#### Lista de tarefas
**1)** Liste todas as pessoas citadas pelo nome no texto sobre jornalistas mortos em Gaza, uma por linha.
**2)** Redigite o trecho do texto sobre jornalistas mortos em Gaza que vai de "Os profissionais foram" até "quando foram bombardeados.".

#### Trecho do texto

++++

O presidente do Comitê para a Proteção dos Jornalistas (CPJ), Jodie Ginsberg, afirmou que os dois assassinatos são o exemplo mais recente dos riscos de documentar a guerra em Gaza, “o conflito mais mortal para jornalistas que a organização cobriu em 30 anos”.
Os profissionais foram mortos em um ataque aéreo quando faziam uma reportagem próximo à residência de Ismail Haniyeh, o líder político do Hamas – assassinado por Israel nas primeiras horas do mesmo dia em Teerã, capital do Irã.
Anas al-Sharif, também da Al Jazeera, informou que “Ismail estava transmitindo o sofrimento dos palestinos deslocados, o sofrimento dos feridos, bem como os massacres cometidos pela ocupação [israelense] contra o povo inocente”. “A sensação é de que não há palavras que possam descrever o que aconteceu”, relatou.
Os profissionais da Al Jazeerah, Ismail al-Ghoul e Rami contataram a redação pela última vez 15 minutos antes do ataque. Durante a ligação, eles relataram um ataque a uma casa próxima de onde estavam reportando e foram instruídos a sair imediatamente. Saíram e seguiam de carro rumo ao Hospital Al-Ahli Arab quando foram bombardeados.
Veja vídeo com colega dos jornalistas denunciando o crime contra a imprensa:
O escritório de mídia do governo de Gaza estima que 165 profissionais da imprensa, com mais de 140 jornalistas palestinos foram mortos desde o começo da barbárie israelense em 7 de outubro de 2023.
Para o editor-chefe da Al Jazeera em árabe, Mohamed Moawad, os jornalistas da rede sediada no Catar foram covardemente executados enquanto “cobriam corajosamente os eventos no norte de Gaza”.

++++

#### Dados
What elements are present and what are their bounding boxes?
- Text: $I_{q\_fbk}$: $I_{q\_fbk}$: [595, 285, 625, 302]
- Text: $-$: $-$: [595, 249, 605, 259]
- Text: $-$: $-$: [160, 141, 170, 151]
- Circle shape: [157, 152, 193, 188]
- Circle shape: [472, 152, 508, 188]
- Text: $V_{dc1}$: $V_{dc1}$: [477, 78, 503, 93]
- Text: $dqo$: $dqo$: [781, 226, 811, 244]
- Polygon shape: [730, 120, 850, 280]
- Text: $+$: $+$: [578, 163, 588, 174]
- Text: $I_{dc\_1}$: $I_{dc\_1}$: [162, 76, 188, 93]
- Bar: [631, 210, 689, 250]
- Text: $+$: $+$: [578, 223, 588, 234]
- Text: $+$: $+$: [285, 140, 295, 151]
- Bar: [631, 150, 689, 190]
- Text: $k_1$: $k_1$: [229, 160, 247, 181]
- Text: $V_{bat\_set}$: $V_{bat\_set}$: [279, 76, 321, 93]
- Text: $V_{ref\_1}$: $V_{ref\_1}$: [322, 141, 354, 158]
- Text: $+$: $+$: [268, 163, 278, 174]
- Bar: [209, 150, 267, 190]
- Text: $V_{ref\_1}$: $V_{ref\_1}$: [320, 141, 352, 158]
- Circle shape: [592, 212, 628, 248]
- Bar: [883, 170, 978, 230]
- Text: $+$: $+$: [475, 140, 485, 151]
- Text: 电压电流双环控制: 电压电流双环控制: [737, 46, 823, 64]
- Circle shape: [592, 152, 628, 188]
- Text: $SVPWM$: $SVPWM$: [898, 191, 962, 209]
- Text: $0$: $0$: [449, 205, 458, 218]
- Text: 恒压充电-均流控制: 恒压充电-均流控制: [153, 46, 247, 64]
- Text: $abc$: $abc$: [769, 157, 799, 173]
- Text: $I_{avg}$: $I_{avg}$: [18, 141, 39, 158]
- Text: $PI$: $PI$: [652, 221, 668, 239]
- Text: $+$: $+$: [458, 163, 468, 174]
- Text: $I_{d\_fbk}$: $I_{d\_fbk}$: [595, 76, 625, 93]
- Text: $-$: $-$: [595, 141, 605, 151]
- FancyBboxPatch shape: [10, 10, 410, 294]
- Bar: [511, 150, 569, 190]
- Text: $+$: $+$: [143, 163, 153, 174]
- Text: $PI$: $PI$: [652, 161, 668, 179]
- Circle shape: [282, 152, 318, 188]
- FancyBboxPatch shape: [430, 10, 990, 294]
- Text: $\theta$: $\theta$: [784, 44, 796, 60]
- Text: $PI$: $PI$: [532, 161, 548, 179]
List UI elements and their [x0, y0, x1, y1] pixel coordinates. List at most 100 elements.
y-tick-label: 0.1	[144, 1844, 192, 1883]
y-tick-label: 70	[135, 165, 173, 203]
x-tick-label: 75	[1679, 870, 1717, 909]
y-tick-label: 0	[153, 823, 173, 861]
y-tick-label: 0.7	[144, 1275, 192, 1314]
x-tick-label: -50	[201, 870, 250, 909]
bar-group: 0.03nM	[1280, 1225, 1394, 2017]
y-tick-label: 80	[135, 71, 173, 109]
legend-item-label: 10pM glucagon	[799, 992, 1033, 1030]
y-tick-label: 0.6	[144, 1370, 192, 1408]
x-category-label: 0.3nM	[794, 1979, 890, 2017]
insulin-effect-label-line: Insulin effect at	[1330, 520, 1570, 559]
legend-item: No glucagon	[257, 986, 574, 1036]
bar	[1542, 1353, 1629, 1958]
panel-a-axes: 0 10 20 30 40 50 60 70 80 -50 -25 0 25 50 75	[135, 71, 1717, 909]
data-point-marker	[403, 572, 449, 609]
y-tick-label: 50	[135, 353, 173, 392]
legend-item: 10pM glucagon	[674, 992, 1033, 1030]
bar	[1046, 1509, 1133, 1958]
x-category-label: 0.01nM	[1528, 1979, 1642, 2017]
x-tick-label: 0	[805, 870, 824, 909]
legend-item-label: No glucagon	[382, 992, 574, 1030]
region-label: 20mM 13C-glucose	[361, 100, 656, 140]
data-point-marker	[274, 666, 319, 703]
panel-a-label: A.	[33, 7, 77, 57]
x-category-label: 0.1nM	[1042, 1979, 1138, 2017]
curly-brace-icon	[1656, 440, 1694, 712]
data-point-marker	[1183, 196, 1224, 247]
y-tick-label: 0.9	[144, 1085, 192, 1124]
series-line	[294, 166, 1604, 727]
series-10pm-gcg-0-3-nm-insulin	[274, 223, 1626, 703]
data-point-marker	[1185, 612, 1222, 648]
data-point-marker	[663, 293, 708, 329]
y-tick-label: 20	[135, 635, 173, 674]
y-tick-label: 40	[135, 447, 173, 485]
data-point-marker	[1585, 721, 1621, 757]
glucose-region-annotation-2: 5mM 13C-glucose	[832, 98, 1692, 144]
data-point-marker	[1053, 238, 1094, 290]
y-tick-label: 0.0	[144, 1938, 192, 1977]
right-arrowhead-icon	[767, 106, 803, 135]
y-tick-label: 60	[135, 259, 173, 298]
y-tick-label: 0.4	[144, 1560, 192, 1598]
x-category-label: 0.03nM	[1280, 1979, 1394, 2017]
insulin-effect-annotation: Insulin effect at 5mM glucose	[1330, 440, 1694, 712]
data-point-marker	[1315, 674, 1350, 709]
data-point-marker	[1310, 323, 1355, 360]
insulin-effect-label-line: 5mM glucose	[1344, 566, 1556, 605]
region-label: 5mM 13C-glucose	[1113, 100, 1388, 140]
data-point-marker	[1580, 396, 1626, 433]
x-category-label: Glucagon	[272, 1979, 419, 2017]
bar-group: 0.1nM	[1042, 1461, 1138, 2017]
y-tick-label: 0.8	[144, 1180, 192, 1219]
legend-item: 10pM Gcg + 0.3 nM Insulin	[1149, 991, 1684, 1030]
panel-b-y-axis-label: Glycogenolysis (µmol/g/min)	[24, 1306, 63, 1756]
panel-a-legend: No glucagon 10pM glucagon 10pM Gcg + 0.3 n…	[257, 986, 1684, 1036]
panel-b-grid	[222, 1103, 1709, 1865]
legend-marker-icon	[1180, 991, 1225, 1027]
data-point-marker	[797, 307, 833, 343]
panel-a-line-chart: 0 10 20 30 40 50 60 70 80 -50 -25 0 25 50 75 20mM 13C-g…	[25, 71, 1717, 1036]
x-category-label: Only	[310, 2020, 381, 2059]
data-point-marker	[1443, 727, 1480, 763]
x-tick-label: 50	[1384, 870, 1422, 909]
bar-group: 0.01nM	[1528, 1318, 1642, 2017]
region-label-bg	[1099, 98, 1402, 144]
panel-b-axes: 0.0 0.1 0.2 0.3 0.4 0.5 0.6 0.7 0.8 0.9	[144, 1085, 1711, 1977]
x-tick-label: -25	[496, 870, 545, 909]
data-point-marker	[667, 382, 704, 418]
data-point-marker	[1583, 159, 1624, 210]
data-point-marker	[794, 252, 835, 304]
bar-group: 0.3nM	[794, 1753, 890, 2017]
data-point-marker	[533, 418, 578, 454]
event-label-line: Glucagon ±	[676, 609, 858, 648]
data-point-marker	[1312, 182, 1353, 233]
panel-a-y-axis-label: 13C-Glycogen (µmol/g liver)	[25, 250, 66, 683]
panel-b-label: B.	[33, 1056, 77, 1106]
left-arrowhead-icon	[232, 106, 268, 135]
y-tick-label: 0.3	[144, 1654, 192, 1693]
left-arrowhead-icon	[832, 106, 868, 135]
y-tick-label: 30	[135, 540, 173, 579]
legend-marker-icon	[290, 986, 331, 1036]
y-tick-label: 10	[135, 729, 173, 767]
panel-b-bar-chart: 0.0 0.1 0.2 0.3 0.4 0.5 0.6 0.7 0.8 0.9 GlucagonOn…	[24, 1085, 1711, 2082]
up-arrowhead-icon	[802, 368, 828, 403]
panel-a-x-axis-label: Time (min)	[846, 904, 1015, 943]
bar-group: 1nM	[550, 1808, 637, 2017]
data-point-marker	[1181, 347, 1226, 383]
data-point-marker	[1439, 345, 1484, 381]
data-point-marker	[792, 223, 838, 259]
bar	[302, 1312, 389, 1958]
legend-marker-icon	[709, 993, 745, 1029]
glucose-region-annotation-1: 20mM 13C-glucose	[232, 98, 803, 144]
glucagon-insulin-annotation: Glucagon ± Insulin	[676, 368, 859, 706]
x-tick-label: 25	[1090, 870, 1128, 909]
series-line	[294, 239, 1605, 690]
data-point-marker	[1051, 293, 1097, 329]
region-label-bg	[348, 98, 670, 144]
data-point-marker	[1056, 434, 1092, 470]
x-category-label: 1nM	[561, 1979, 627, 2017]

++++

#### Respostas em ordem
**1)**
Jodie Ginsberg
Ismail Haniyeh
Anas al-Sharif
Ismail al-Ghoul
Rami
Mohamed Moawad

**2)**
Os profissionais foram mortos em um ataque aéreo quando faziam uma reportagem próximo à residência de Ismail Haniyeh, o líder político do Hamas – assassinado por Israel nas primeiras horas do mesmo dia em Teerã, capital do Irã.
Anas al-Sharif, também da Al Jazeera, informou que “Ismail estava transmitindo o sofrimento dos palestinos deslocados, o sofrimento dos feridos, bem como os massacres cometidos pela ocupação [israelense] contra o povo inocente”. “A sensação é de que não há palavras que possam descrever o que aconteceu”, relatou.
Os profissionais da Al Jazeerah, Ismail al-Ghoul e Rami contataram a redação pela última vez 15 minutos antes do ataque. Durante a ligação, eles relataram um ataque a uma casa próxima de onde estavam reportando e foram instruídos a sair imediatamente. Saíram e seguiam de carro rumo ao Hospital Al-Ahli Arab quando foram bombardeados.